(Data entries for graphics)

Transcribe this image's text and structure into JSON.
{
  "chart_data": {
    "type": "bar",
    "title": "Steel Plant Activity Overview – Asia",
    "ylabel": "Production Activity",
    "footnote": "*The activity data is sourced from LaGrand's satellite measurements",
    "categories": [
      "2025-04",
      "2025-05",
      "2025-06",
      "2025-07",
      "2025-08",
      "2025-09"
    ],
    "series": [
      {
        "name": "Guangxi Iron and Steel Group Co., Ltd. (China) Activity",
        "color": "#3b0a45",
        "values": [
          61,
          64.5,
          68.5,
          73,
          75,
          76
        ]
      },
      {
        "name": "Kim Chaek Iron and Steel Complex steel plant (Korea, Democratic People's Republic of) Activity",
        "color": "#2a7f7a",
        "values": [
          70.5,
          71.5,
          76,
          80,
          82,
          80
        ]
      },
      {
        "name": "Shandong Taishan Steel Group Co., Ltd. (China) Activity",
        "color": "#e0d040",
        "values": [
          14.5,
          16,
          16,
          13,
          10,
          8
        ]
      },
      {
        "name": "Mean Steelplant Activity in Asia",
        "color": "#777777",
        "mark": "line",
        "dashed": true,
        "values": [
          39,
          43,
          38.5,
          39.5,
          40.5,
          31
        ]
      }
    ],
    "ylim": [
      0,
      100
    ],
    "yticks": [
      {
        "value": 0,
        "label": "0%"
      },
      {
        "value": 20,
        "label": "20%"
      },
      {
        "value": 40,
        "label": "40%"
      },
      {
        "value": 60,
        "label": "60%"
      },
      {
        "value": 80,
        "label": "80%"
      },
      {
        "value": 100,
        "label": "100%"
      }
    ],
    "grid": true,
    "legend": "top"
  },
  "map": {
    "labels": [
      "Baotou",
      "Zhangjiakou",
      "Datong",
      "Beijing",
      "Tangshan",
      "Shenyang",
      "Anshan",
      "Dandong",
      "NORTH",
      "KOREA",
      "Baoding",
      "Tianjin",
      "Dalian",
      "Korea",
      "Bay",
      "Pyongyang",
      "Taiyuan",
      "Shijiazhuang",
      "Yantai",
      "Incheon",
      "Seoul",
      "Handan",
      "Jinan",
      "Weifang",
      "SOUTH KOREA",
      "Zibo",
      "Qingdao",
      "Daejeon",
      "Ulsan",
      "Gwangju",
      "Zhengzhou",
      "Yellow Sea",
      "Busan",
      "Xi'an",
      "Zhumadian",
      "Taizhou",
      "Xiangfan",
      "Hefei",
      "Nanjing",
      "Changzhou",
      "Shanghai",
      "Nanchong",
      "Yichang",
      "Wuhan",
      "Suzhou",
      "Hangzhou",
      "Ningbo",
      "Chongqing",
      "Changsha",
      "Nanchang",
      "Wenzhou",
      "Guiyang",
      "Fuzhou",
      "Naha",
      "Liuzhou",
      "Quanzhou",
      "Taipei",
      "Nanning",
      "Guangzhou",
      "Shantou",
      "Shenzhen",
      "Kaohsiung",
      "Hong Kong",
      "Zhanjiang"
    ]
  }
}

**What you are asked to do:** Establish how many lines of the material above hold the word "Iron". Nothing but the count should be returned.

**Final result:** 2